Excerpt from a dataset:
*****

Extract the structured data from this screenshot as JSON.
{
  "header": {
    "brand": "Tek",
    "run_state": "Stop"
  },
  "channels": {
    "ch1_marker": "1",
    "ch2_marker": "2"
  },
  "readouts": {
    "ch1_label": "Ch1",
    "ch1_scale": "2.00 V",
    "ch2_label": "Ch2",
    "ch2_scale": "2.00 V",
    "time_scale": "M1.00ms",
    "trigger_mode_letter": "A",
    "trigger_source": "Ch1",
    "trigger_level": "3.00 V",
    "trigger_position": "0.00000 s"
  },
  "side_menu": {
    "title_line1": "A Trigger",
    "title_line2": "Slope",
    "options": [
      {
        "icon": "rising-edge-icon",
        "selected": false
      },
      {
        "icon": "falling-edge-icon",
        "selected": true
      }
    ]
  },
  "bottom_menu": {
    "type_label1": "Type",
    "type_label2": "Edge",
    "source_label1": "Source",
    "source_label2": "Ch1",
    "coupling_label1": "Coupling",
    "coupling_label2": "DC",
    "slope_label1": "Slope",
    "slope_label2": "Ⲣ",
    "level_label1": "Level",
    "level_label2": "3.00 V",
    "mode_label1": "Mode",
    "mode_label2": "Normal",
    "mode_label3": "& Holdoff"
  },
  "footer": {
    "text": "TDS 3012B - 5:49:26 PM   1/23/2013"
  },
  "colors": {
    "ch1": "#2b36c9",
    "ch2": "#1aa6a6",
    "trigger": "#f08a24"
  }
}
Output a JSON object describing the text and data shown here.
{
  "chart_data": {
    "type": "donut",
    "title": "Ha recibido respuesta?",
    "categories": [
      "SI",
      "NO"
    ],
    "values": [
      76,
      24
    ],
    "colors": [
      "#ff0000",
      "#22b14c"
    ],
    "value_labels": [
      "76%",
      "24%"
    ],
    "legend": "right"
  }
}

*****

STATED EXERCISE :: Through the last line of the entries above, beginning at the line containing "Output a JSON", transcribe each line exactly, both ends included and nothing more.

OUTPUT OF THE EXERCISE ::
Output a JSON object describing the text and data shown here.
{
  "chart_data": {
    "type": "donut",
    "title": "Ha recibido respuesta?",
    "categories": [
      "SI",
      "NO"
    ],
    "values": [
      76,
      24
    ],
    "colors": [
      "#ff0000",
      "#22b14c"
    ],
    "value_labels": [
      "76%",
      "24%"
    ],
    "legend": "right"
  }
}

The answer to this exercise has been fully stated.